### INFORMATION PROVIDED

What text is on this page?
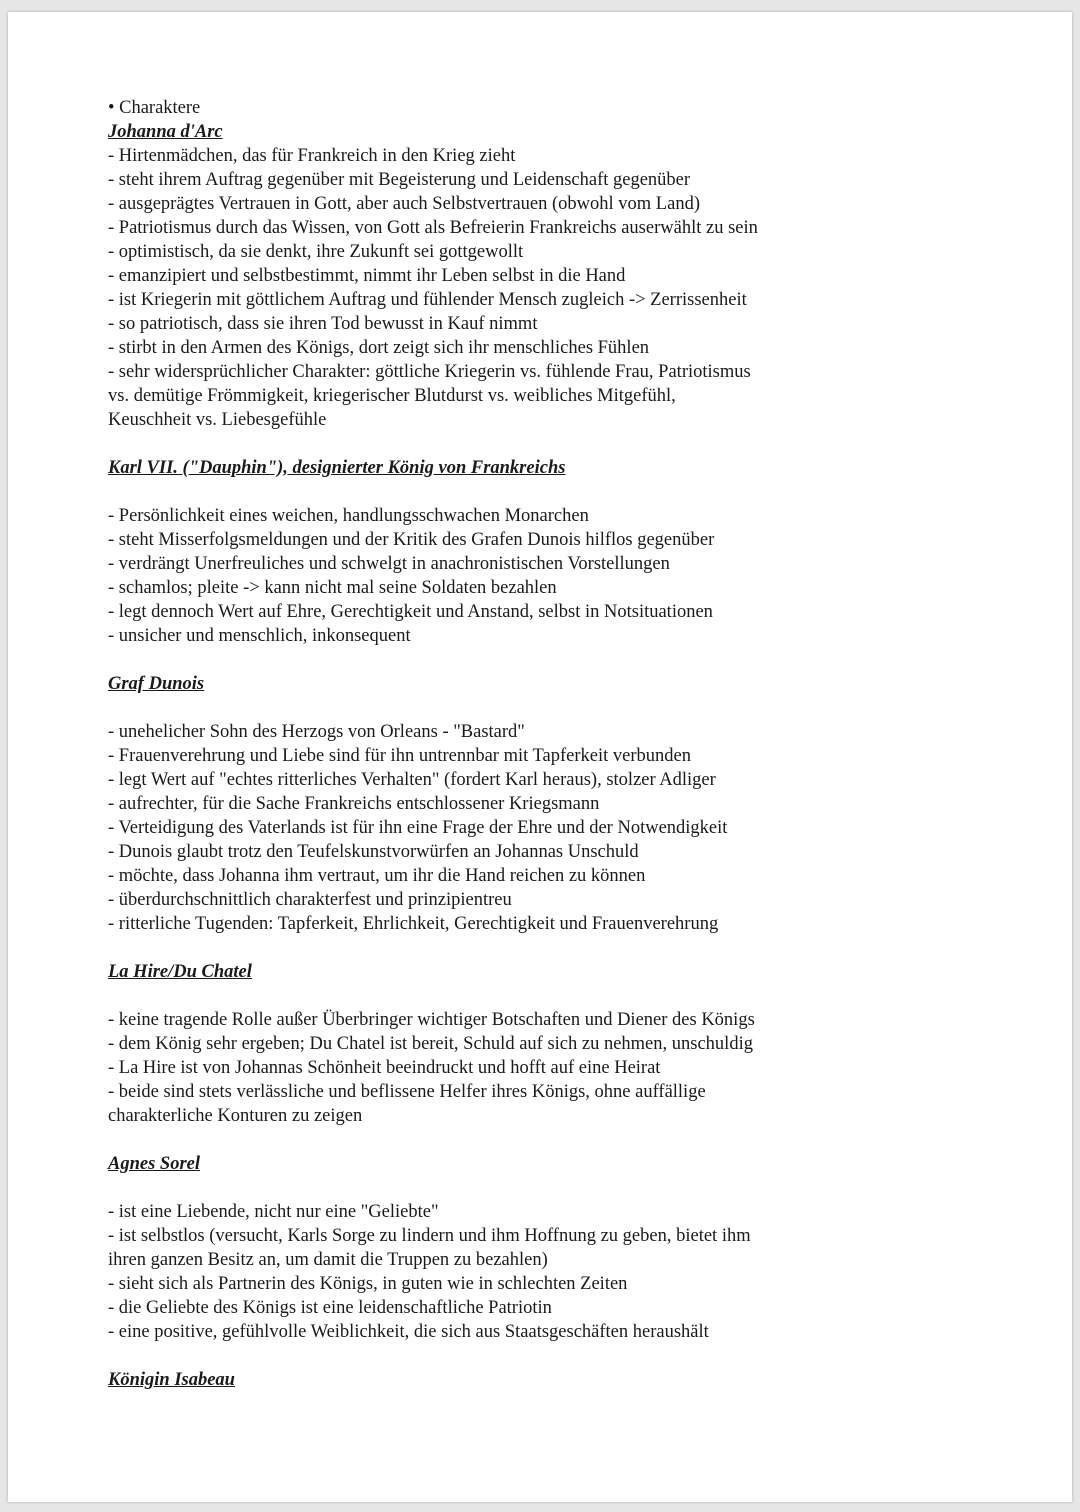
• Charaktere

Johanna d'Arc

- Hirtenmädchen, das für Frankreich in den Krieg zieht

- steht ihrem Auftrag gegenüber mit Begeisterung und Leidenschaft gegenüber

- ausgeprägtes Vertrauen in Gott, aber auch Selbstvertrauen (obwohl vom Land)

- Patriotismus durch das Wissen, von Gott als Befreierin Frankreichs auserwählt zu sein

- optimistisch, da sie denkt, ihre Zukunft sei gottgewollt

- emanzipiert und selbstbestimmt, nimmt ihr Leben selbst in die Hand

- ist Kriegerin mit göttlichem Auftrag und fühlender Mensch zugleich -> Zerrissenheit

- so patriotisch, dass sie ihren Tod bewusst in Kauf nimmt

- stirbt in den Armen des Königs, dort zeigt sich ihr menschliches Fühlen

- sehr widersprüchlicher Charakter: göttliche Kriegerin vs. fühlende Frau, Patriotismus

vs. demütige Frömmigkeit, kriegerischer Blutdurst vs. weibliches Mitgefühl,

Keuschheit vs. Liebesgefühle

Karl VII. ("Dauphin"), designierter König von Frankreichs

- Persönlichkeit eines weichen, handlungsschwachen Monarchen

- steht Misserfolgsmeldungen und der Kritik des Grafen Dunois hilflos gegenüber

- verdrängt Unerfreuliches und schwelgt in anachronistischen Vorstellungen

- schamlos; pleite -> kann nicht mal seine Soldaten bezahlen

- legt dennoch Wert auf Ehre, Gerechtigkeit und Anstand, selbst in Notsituationen

- unsicher und menschlich, inkonsequent

Graf Dunois

- unehelicher Sohn des Herzogs von Orleans - "Bastard"

- Frauenverehrung und Liebe sind für ihn untrennbar mit Tapferkeit verbunden

- legt Wert auf "echtes ritterliches Verhalten" (fordert Karl heraus), stolzer Adliger

- aufrechter, für die Sache Frankreichs entschlossener Kriegsmann

- Verteidigung des Vaterlands ist für ihn eine Frage der Ehre und der Notwendigkeit

- Dunois glaubt trotz den Teufelskunstvorwürfen an Johannas Unschuld

- möchte, dass Johanna ihm vertraut, um ihr die Hand reichen zu können

- überdurchschnittlich charakterfest und prinzipientreu

- ritterliche Tugenden: Tapferkeit, Ehrlichkeit, Gerechtigkeit und Frauenverehrung

La Hire/Du Chatel

- keine tragende Rolle außer Überbringer wichtiger Botschaften und Diener des Königs

- dem König sehr ergeben; Du Chatel ist bereit, Schuld auf sich zu nehmen, unschuldig

- La Hire ist von Johannas Schönheit beeindruckt und hofft auf eine Heirat

- beide sind stets verlässliche und beflissene Helfer ihres Königs, ohne auffällige

charakterliche Konturen zu zeigen

Agnes Sorel

- ist eine Liebende, nicht nur eine "Geliebte"

- ist selbstlos (versucht, Karls Sorge zu lindern und ihm Hoffnung zu geben, bietet ihm

ihren ganzen Besitz an, um damit die Truppen zu bezahlen)

- sieht sich als Partnerin des Königs, in guten wie in schlechten Zeiten

- die Geliebte des Königs ist eine leidenschaftliche Patriotin

- eine positive, gefühlvolle Weiblichkeit, die sich aus Staatsgeschäften heraushält

Königin Isabeau
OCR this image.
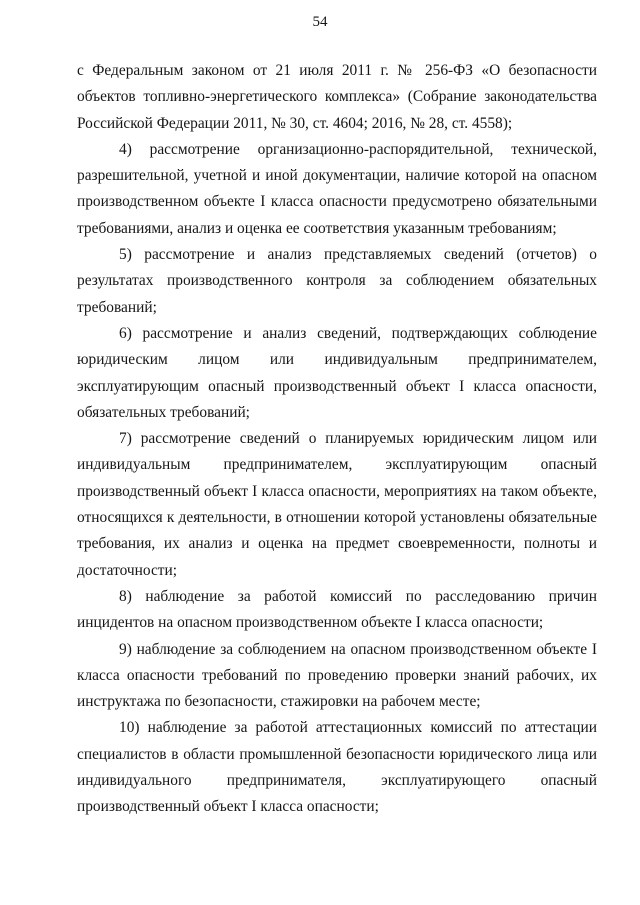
54

с Федеральным законом от 21 июля 2011 г. № 256-ФЗ «О безопасности объектов топливно-энергетического комплекса» (Собрание законодательства Российской Федерации 2011, № 30, ст. 4604; 2016, № 28, ст. 4558);

4) рассмотрение организационно-распорядительной, технической, разрешительной, учетной и иной документации, наличие которой на опасном производственном объекте I класса опасности предусмотрено обязательными требованиями, анализ и оценка ее соответствия указанным требованиям;

5) рассмотрение и анализ представляемых сведений (отчетов) о результатах производственного контроля за соблюдением обязательных требований;

6) рассмотрение и анализ сведений, подтверждающих соблюдение юридическим лицом или индивидуальным предпринимателем, эксплуатирующим опасный производственный объект I класса опасности, обязательных требований;

7) рассмотрение сведений о планируемых юридическим лицом или индивидуальным предпринимателем, эксплуатирующим опасный производственный объект I класса опасности, мероприятиях на таком объекте, относящихся к деятельности, в отношении которой установлены обязательные требования, их анализ и оценка на предмет своевременности, полноты и достаточности;

8) наблюдение за работой комиссий по расследованию причин инцидентов на опасном производственном объекте I класса опасности;

9) наблюдение за соблюдением на опасном производственном объекте I класса опасности требований по проведению проверки знаний рабочих, их инструктажа по безопасности, стажировки на рабочем месте;

10) наблюдение за работой аттестационных комиссий по аттестации специалистов в области промышленной безопасности юридического лица или индивидуального предпринимателя, эксплуатирующего опасный производственный объект I класса опасности;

######

▸ OBJECTIVE
Pictures are excluded; copy every other part of the records exactly.

▸ TASK RESULT
What text is on this page?
• Charaktere

Johanna d'Arc

- Hirtenmädchen, das für Frankreich in den Krieg zieht

- steht ihrem Auftrag gegenüber mit Begeisterung und Leidenschaft gegenüber

- ausgeprägtes Vertrauen in Gott, aber auch Selbstvertrauen (obwohl vom Land)

- Patriotismus durch das Wissen, von Gott als Befreierin Frankreichs auserwählt zu sein

- optimistisch, da sie denkt, ihre Zukunft sei gottgewollt

- emanzipiert und selbstbestimmt, nimmt ihr Leben selbst in die Hand

- ist Kriegerin mit göttlichem Auftrag und fühlender Mensch zugleich -> Zerrissenheit

- so patriotisch, dass sie ihren Tod bewusst in Kauf nimmt

- stirbt in den Armen des Königs, dort zeigt sich ihr menschliches Fühlen

- sehr widersprüchlicher Charakter: göttliche Kriegerin vs. fühlende Frau, Patriotismus

vs. demütige Frömmigkeit, kriegerischer Blutdurst vs. weibliches Mitgefühl,

Keuschheit vs. Liebesgefühle

Karl VII. ("Dauphin"), designierter König von Frankreichs

- Persönlichkeit eines weichen, handlungsschwachen Monarchen

- steht Misserfolgsmeldungen und der Kritik des Grafen Dunois hilflos gegenüber

- verdrängt Unerfreuliches und schwelgt in anachronistischen Vorstellungen

- schamlos; pleite -> kann nicht mal seine Soldaten bezahlen

- legt dennoch Wert auf Ehre, Gerechtigkeit und Anstand, selbst in Notsituationen

- unsicher und menschlich, inkonsequent

Graf Dunois

- unehelicher Sohn des Herzogs von Orleans - "Bastard"

- Frauenverehrung und Liebe sind für ihn untrennbar mit Tapferkeit verbunden

- legt Wert auf "echtes ritterliches Verhalten" (fordert Karl heraus), stolzer Adliger

- aufrechter, für die Sache Frankreichs entschlossener Kriegsmann

- Verteidigung des Vaterlands ist für ihn eine Frage der Ehre und der Notwendigkeit

- Dunois glaubt trotz den Teufelskunstvorwürfen an Johannas Unschuld

- möchte, dass Johanna ihm vertraut, um ihr die Hand reichen zu können

- überdurchschnittlich charakterfest und prinzipientreu

- ritterliche Tugenden: Tapferkeit, Ehrlichkeit, Gerechtigkeit und Frauenverehrung

La Hire/Du Chatel

- keine tragende Rolle außer Überbringer wichtiger Botschaften und Diener des Königs

- dem König sehr ergeben; Du Chatel ist bereit, Schuld auf sich zu nehmen, unschuldig

- La Hire ist von Johannas Schönheit beeindruckt und hofft auf eine Heirat

- beide sind stets verlässliche und beflissene Helfer ihres Königs, ohne auffällige

charakterliche Konturen zu zeigen

Agnes Sorel

- ist eine Liebende, nicht nur eine "Geliebte"

- ist selbstlos (versucht, Karls Sorge zu lindern und ihm Hoffnung zu geben, bietet ihm

ihren ganzen Besitz an, um damit die Truppen zu bezahlen)

- sieht sich als Partnerin des Königs, in guten wie in schlechten Zeiten

- die Geliebte des Königs ist eine leidenschaftliche Patriotin

- eine positive, gefühlvolle Weiblichkeit, die sich aus Staatsgeschäften heraushält

Königin Isabeau
OCR this image.
54

с Федеральным законом от 21 июля 2011 г. № 256-ФЗ «О безопасности объектов топливно-энергетического комплекса» (Собрание законодательства Российской Федерации 2011, № 30, ст. 4604; 2016, № 28, ст. 4558);

4) рассмотрение организационно-распорядительной, технической, разрешительной, учетной и иной документации, наличие которой на опасном производственном объекте I класса опасности предусмотрено обязательными требованиями, анализ и оценка ее соответствия указанным требованиям;

5) рассмотрение и анализ представляемых сведений (отчетов) о результатах производственного контроля за соблюдением обязательных требований;

6) рассмотрение и анализ сведений, подтверждающих соблюдение юридическим лицом или индивидуальным предпринимателем, эксплуатирующим опасный производственный объект I класса опасности, обязательных требований;

7) рассмотрение сведений о планируемых юридическим лицом или индивидуальным предпринимателем, эксплуатирующим опасный производственный объект I класса опасности, мероприятиях на таком объекте, относящихся к деятельности, в отношении которой установлены обязательные требования, их анализ и оценка на предмет своевременности, полноты и достаточности;

8) наблюдение за работой комиссий по расследованию причин инцидентов на опасном производственном объекте I класса опасности;

9) наблюдение за соблюдением на опасном производственном объекте I класса опасности требований по проведению проверки знаний рабочих, их инструктажа по безопасности, стажировки на рабочем месте;

10) наблюдение за работой аттестационных комиссий по аттестации специалистов в области промышленной безопасности юридического лица или индивидуального предпринимателя, эксплуатирующего опасный производственный объект I класса опасности;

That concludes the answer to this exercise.